# Problem to work on
Report how many lines hold the word "rightmid"; answer with the number alone.

# Items
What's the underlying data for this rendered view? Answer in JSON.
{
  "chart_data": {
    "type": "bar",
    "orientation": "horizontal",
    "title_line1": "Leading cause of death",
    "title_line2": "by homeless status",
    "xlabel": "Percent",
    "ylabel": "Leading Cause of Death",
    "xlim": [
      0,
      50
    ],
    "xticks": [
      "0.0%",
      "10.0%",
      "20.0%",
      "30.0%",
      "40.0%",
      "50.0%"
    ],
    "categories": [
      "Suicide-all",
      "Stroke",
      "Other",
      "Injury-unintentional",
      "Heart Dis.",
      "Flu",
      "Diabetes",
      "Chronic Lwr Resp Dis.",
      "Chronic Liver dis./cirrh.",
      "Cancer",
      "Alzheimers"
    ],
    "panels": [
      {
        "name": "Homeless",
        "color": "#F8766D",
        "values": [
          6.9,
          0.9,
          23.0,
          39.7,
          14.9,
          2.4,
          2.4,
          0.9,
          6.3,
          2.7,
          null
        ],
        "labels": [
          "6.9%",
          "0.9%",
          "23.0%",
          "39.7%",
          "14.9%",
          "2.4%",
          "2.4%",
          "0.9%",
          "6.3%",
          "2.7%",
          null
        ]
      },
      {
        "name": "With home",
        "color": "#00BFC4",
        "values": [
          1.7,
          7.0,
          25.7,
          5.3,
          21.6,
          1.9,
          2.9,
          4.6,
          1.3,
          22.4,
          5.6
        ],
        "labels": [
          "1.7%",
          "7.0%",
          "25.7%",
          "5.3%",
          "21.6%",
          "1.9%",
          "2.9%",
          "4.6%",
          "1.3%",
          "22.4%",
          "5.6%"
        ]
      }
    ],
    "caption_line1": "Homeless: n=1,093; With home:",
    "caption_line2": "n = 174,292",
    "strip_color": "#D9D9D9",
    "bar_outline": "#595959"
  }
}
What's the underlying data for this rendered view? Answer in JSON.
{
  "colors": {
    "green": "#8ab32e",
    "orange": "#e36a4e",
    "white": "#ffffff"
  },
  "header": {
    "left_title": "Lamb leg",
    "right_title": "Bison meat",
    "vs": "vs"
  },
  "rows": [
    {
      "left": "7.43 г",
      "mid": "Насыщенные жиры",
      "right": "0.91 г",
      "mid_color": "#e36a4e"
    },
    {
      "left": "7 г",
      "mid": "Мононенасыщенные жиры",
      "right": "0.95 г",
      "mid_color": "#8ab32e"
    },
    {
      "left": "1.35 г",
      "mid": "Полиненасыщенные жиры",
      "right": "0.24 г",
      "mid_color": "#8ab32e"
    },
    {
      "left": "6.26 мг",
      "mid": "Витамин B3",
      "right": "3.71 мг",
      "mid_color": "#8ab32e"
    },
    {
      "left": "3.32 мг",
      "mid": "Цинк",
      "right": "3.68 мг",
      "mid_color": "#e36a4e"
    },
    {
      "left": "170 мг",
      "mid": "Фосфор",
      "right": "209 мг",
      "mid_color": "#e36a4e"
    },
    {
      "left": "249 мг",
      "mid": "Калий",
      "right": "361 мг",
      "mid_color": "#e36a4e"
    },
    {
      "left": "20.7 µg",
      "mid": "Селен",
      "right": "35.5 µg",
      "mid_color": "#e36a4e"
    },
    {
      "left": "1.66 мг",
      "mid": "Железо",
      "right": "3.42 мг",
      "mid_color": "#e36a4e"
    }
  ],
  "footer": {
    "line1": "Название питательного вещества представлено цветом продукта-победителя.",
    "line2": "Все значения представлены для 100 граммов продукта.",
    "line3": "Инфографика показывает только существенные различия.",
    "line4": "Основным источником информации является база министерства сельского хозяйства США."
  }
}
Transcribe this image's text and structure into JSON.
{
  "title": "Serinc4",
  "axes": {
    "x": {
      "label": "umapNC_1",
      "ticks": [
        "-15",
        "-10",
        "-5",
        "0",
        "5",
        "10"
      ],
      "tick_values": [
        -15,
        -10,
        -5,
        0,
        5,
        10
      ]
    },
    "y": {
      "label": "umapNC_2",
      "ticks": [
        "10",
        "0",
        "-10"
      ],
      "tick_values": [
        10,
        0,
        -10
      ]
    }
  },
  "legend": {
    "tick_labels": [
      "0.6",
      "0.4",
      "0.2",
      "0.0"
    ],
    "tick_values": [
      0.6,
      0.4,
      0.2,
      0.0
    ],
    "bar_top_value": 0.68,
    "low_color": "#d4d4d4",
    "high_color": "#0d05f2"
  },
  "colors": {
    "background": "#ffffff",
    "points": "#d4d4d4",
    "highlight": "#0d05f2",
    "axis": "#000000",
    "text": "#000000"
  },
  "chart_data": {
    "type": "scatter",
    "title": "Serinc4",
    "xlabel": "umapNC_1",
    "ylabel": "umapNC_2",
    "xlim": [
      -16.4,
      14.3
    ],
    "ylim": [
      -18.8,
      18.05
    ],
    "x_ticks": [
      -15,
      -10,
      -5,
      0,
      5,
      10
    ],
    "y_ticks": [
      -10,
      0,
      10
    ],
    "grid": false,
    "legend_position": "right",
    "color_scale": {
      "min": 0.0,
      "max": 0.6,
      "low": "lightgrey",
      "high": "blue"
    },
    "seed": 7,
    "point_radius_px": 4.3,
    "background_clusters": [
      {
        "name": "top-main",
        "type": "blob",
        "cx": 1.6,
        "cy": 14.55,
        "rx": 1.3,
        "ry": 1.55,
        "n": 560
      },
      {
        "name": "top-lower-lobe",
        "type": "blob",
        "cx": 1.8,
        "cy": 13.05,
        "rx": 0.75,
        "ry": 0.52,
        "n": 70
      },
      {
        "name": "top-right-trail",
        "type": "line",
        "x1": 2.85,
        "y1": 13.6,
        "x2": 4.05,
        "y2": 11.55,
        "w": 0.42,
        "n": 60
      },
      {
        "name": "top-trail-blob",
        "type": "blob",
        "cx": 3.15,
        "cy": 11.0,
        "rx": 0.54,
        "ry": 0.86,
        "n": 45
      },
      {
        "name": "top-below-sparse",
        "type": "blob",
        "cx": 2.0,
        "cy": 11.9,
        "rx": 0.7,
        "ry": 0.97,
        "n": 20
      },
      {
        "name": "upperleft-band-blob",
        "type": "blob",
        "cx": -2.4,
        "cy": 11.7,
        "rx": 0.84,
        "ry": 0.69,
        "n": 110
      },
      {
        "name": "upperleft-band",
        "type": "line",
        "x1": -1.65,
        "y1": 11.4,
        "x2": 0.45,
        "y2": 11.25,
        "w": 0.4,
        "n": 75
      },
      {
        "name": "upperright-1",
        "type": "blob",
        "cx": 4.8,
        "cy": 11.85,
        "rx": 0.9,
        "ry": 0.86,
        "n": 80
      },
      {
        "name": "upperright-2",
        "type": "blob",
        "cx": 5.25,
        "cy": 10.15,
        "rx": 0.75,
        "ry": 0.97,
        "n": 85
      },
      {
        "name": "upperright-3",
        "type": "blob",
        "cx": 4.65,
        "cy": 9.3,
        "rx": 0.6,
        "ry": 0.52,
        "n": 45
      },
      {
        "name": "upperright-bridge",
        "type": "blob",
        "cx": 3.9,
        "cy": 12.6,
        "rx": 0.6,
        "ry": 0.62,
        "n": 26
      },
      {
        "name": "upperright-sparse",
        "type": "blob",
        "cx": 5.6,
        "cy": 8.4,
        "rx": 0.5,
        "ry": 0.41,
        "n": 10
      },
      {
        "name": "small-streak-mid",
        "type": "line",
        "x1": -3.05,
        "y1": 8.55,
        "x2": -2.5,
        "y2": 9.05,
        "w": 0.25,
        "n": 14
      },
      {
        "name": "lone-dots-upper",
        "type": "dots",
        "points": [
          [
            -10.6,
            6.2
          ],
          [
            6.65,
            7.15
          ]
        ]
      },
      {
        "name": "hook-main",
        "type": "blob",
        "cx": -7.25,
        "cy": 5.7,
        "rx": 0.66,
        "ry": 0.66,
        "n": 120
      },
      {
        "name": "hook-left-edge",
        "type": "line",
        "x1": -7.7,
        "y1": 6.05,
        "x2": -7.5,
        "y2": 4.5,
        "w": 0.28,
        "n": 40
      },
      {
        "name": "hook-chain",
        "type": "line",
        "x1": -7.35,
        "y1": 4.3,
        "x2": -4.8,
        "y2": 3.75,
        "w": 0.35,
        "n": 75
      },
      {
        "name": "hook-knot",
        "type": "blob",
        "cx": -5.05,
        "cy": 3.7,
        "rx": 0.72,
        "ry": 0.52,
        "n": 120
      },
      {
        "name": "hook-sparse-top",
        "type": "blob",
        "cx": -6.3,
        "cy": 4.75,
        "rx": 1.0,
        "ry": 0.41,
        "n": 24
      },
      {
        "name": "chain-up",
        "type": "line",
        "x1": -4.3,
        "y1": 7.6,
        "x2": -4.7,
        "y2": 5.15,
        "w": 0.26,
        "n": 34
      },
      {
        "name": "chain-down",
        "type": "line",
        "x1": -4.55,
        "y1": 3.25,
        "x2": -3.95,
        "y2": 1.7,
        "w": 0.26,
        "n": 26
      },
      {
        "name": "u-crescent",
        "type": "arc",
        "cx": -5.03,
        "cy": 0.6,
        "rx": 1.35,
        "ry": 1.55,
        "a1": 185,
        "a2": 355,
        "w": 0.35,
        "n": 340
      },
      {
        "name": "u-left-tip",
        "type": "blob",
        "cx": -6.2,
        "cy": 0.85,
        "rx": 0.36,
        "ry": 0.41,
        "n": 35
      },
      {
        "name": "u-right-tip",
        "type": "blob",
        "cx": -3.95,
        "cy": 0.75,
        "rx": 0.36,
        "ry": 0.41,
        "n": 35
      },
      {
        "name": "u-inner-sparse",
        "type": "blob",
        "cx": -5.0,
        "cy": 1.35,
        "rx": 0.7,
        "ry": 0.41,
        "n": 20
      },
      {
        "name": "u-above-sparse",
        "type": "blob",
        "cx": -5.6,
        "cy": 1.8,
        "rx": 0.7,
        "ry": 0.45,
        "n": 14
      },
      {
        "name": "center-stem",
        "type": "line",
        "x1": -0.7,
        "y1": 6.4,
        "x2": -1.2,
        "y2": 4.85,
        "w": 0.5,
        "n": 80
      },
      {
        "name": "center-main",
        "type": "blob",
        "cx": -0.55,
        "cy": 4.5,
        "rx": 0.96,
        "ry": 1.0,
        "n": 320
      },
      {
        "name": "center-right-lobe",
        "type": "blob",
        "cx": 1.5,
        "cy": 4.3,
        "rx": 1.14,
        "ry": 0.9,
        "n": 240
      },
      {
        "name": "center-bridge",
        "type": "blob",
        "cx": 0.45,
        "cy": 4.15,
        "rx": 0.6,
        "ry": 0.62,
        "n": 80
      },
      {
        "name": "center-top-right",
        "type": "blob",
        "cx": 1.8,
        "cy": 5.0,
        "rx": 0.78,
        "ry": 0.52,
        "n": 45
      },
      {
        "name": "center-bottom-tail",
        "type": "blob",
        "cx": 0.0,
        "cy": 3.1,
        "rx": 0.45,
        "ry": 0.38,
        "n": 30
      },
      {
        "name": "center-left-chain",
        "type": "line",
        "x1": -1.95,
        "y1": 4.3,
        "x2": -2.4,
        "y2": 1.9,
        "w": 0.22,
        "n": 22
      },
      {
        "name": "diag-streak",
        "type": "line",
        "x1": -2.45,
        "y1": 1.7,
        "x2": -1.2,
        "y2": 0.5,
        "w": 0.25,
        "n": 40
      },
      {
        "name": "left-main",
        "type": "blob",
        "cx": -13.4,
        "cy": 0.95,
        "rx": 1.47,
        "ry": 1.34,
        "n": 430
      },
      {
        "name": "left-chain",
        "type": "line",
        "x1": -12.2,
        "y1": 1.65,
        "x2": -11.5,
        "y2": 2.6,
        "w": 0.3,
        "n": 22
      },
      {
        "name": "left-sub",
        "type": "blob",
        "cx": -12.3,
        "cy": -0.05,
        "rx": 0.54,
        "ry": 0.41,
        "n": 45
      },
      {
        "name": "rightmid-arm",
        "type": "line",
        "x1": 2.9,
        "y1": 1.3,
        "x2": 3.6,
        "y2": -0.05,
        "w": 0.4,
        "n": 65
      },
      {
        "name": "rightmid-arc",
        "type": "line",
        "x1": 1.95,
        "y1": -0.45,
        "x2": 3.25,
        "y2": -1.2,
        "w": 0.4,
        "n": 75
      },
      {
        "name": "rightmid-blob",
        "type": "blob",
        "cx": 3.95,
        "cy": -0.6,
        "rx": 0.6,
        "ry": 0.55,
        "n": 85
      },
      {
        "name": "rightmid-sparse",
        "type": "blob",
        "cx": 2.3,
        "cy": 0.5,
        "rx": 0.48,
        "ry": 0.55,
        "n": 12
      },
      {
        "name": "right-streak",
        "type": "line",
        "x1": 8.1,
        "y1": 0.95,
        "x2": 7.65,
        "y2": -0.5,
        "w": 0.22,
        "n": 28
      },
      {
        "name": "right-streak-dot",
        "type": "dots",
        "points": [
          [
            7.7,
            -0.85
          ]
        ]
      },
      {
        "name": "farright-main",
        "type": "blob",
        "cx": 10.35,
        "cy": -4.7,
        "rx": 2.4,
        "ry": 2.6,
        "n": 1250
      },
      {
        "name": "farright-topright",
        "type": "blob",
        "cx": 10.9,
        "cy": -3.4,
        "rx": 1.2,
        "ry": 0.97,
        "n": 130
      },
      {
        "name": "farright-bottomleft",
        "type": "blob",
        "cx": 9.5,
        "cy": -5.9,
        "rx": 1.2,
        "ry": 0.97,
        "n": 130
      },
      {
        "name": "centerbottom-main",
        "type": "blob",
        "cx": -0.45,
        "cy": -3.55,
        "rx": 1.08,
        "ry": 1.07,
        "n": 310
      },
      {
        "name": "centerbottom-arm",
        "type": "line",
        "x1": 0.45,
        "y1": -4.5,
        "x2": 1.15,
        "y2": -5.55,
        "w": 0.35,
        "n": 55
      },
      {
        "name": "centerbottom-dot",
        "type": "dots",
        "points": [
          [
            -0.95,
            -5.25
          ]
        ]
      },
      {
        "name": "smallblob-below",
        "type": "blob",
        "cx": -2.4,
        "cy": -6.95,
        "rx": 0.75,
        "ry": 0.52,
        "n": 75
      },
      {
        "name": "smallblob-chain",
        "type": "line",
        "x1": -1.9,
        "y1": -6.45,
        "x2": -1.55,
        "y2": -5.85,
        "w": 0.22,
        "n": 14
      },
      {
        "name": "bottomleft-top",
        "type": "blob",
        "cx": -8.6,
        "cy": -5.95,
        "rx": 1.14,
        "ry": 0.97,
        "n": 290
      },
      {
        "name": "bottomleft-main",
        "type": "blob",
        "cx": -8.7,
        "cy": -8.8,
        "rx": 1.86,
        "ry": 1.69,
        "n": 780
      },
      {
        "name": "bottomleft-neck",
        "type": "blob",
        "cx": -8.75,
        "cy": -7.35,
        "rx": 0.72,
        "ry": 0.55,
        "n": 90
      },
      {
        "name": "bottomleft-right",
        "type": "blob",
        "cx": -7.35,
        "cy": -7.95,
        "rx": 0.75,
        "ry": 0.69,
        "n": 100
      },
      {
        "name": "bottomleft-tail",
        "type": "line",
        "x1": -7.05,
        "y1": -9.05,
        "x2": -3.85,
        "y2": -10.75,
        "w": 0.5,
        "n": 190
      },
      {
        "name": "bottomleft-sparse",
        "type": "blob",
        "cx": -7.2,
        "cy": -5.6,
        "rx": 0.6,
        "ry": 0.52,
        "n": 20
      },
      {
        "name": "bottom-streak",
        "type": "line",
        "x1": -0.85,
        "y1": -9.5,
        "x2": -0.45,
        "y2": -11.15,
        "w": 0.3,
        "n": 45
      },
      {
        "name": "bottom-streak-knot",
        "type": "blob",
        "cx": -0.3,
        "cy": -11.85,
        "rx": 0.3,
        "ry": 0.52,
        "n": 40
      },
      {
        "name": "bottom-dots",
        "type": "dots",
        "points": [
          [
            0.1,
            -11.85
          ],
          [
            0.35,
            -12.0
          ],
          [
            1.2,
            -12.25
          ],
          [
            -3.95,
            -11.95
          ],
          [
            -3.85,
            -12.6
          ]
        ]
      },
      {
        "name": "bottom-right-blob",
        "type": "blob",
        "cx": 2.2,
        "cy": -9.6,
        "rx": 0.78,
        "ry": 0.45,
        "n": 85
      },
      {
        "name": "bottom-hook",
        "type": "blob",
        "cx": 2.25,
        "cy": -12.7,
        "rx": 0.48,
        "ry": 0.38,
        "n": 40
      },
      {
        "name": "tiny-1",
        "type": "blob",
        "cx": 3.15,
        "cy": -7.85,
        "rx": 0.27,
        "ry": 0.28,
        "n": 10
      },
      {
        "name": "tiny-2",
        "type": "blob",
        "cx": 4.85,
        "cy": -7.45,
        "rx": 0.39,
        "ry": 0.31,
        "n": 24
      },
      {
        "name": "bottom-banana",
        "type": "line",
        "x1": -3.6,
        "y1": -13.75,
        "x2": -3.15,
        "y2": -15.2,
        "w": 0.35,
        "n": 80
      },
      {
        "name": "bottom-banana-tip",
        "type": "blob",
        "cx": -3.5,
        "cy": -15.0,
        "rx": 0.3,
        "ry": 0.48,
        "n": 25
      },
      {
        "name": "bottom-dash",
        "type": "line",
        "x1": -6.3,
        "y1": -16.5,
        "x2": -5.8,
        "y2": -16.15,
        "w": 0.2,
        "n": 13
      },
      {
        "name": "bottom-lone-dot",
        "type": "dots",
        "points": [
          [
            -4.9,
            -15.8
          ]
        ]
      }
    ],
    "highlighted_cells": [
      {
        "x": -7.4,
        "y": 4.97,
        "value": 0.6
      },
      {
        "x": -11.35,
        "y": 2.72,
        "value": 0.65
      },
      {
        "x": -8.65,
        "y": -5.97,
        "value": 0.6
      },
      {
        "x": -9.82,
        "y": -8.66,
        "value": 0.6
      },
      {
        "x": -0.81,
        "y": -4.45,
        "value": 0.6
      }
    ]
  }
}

# Solution for this problem
4